Wherever the word "JSON" appears in the entries, copy the whole line.
— Start DATA IN THIS EXERCISE —
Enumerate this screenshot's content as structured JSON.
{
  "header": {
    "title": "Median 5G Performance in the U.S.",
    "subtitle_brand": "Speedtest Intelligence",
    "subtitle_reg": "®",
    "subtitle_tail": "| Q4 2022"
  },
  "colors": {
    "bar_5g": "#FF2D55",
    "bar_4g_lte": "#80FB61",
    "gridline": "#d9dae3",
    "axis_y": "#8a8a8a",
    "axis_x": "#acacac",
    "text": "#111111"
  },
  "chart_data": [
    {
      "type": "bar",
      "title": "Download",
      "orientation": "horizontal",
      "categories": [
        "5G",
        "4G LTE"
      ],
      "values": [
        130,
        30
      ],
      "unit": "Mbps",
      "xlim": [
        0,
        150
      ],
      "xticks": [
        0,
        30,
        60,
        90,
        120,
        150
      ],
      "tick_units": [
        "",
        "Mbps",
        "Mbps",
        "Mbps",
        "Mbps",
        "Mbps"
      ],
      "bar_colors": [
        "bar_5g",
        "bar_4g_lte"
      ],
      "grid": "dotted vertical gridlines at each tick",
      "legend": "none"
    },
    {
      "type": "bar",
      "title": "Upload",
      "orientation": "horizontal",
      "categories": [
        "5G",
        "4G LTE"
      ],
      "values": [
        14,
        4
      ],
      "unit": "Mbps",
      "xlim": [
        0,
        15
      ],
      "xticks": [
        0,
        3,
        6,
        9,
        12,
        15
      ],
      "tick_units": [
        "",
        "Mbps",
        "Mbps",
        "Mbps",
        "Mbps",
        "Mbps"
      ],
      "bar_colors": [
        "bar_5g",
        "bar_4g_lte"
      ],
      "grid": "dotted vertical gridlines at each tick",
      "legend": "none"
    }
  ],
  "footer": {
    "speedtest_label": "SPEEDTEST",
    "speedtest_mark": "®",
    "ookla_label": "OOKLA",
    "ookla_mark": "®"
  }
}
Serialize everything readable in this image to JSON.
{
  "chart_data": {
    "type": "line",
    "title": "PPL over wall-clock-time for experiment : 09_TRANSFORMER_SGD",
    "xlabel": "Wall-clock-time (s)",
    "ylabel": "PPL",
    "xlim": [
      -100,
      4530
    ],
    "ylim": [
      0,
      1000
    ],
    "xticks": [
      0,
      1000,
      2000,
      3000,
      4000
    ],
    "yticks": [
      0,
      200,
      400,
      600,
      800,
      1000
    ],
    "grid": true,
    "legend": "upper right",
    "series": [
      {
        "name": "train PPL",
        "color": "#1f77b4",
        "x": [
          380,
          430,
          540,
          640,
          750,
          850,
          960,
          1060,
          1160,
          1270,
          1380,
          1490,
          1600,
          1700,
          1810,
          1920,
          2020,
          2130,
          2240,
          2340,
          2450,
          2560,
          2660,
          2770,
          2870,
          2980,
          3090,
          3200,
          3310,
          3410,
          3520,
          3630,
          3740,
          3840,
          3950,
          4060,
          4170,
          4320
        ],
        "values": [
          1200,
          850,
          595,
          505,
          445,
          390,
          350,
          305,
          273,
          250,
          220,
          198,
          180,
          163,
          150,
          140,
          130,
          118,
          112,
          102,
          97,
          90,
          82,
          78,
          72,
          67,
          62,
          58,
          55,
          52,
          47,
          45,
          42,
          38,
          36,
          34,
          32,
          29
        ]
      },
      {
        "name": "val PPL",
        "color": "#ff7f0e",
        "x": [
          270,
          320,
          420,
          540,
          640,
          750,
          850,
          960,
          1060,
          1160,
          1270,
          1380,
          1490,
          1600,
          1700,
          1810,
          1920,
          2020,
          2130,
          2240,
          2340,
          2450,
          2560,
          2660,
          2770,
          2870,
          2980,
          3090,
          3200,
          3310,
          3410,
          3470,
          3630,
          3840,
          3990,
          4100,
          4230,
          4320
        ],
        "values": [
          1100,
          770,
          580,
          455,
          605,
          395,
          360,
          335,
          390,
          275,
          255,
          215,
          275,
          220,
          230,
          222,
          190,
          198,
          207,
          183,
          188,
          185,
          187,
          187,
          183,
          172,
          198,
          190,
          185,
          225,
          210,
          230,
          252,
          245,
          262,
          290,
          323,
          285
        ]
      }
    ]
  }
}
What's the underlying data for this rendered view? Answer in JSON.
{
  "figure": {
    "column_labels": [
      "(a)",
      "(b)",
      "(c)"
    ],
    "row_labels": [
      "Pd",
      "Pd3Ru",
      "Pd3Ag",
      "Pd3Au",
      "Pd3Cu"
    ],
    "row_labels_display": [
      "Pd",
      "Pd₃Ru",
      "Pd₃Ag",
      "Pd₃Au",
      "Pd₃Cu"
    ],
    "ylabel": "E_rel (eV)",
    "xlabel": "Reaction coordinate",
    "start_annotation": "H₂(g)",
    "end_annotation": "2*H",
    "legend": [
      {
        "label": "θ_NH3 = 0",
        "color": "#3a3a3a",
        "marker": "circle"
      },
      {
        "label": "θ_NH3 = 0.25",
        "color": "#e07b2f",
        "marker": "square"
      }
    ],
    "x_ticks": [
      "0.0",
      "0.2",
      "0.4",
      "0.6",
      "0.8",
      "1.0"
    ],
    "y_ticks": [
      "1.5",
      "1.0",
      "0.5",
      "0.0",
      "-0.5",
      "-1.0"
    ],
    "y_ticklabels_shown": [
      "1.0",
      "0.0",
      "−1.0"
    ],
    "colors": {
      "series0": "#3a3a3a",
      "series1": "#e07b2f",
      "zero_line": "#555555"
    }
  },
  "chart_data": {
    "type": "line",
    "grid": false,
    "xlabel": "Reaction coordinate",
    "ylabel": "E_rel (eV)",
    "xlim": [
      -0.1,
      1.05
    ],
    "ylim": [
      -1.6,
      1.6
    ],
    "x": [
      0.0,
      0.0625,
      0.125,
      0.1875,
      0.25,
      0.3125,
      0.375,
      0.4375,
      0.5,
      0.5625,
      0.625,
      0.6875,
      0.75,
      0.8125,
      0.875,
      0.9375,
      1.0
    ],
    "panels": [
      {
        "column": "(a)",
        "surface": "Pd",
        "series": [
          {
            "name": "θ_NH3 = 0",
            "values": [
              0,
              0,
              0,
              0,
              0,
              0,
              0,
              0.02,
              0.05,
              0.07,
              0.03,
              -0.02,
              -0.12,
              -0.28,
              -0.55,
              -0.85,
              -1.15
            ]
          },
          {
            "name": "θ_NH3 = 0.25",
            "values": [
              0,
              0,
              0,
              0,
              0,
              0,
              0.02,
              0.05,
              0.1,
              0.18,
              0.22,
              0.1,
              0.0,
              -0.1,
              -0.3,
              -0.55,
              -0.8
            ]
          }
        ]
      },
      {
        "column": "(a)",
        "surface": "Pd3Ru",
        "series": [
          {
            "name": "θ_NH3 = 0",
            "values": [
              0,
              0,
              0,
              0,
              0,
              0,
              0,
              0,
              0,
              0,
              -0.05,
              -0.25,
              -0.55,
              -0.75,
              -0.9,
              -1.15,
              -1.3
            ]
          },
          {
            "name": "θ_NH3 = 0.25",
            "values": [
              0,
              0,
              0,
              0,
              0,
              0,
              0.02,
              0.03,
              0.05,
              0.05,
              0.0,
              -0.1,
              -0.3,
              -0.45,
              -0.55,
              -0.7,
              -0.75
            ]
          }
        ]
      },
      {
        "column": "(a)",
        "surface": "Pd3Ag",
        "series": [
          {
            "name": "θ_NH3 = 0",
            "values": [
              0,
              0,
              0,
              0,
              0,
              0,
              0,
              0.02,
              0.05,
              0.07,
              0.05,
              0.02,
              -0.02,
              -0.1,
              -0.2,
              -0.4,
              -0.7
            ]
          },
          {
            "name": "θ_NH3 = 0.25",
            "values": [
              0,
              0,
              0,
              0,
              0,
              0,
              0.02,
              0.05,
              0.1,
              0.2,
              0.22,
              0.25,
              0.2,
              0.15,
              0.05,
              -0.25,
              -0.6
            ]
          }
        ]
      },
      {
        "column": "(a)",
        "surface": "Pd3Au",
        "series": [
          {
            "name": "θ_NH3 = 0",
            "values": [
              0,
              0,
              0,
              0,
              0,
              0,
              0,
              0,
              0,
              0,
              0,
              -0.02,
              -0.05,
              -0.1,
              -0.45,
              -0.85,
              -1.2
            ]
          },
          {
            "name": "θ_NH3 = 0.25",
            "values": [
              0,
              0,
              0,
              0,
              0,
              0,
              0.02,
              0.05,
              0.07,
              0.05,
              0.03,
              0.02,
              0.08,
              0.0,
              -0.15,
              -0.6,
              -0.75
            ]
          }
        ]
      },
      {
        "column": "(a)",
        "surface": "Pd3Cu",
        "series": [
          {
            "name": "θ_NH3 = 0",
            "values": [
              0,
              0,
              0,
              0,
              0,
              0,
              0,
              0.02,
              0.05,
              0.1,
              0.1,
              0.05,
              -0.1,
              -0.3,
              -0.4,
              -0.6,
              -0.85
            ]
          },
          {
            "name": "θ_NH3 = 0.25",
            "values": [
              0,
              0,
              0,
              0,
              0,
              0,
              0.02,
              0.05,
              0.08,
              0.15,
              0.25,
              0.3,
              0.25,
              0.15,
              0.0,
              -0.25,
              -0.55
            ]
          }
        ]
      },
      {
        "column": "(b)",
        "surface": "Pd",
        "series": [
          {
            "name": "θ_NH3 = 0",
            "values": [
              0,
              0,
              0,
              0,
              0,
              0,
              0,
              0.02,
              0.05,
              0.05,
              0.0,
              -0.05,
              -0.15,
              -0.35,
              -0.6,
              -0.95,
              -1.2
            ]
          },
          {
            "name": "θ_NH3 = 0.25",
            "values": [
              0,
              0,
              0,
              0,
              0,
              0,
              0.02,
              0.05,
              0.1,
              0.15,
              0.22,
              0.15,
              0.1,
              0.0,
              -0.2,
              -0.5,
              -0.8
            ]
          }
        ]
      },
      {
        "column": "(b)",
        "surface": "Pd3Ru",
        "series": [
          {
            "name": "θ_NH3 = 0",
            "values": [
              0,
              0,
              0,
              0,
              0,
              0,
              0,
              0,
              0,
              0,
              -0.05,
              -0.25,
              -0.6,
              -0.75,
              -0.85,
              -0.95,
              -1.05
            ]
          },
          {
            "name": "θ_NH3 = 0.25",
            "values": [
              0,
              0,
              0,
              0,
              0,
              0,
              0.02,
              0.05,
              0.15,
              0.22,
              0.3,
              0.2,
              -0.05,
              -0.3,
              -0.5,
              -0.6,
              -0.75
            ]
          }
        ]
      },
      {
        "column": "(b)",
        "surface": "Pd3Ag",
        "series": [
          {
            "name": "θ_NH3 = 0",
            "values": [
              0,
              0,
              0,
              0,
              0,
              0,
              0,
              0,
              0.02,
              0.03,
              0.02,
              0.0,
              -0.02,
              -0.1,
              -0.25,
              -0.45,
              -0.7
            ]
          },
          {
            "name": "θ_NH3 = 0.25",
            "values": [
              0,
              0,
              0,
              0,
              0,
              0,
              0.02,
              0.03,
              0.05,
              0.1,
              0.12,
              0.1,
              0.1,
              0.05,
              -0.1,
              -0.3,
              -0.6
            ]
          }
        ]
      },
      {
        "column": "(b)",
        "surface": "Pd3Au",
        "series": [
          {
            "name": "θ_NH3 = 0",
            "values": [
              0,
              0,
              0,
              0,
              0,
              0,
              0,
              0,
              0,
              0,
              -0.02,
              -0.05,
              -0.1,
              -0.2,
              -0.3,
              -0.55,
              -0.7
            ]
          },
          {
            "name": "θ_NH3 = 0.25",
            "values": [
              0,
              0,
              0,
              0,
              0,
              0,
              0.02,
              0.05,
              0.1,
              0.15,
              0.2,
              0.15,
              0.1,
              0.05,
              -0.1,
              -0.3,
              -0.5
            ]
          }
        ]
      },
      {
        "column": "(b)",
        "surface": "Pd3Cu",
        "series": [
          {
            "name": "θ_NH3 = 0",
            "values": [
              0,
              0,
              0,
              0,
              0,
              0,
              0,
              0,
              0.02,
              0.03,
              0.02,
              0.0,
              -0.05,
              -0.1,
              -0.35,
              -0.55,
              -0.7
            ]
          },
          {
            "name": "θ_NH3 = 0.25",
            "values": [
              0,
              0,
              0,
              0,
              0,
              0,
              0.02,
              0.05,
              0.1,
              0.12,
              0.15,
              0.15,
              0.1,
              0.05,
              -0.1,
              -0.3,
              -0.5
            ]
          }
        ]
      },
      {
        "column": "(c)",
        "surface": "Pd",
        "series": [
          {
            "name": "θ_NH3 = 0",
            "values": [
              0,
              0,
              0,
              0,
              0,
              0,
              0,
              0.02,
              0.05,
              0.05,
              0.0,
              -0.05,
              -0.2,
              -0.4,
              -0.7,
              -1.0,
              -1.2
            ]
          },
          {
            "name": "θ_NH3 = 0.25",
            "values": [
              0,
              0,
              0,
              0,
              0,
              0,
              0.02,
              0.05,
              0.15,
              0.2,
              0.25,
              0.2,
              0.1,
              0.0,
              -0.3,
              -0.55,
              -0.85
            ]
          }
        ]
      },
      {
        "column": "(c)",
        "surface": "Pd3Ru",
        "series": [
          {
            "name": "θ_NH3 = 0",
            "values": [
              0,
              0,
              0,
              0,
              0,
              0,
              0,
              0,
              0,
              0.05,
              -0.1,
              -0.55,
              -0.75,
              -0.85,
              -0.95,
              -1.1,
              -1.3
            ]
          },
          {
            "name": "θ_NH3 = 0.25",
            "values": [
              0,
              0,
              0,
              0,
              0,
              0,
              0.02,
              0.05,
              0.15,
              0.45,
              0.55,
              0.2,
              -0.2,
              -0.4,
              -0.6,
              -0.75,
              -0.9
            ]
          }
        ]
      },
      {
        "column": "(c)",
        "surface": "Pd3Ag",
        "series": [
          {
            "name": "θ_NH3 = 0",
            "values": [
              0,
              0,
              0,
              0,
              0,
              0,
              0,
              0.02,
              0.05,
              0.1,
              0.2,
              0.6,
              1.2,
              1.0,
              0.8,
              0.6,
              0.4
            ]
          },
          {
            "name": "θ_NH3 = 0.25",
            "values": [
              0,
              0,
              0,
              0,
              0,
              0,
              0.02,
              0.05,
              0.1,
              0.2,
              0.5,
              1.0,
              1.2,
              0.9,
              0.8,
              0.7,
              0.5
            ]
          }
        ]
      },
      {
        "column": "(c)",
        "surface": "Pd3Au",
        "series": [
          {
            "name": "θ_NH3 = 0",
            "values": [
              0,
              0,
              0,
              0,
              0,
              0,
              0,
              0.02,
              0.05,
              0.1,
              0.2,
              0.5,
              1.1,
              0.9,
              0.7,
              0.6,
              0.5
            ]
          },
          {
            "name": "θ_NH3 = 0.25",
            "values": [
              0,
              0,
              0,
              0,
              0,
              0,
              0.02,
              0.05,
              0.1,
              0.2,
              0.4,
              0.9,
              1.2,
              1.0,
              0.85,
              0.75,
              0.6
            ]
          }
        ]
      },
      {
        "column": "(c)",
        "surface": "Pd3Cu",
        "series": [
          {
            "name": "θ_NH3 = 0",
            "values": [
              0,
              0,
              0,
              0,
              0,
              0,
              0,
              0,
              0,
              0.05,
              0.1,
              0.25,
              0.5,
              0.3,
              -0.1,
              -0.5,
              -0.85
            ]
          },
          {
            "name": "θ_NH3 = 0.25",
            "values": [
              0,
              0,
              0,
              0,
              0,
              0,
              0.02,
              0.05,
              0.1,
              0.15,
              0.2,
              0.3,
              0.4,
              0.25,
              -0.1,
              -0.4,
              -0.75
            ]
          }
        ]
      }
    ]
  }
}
— End DATA IN THIS EXERCISE —
> ANSWER TO THE PROBLEM
Enumerate this screenshot's content as structured JSON.
Serialize everything readable in this image to JSON.
What's the underlying data for this rendered view? Answer in JSON.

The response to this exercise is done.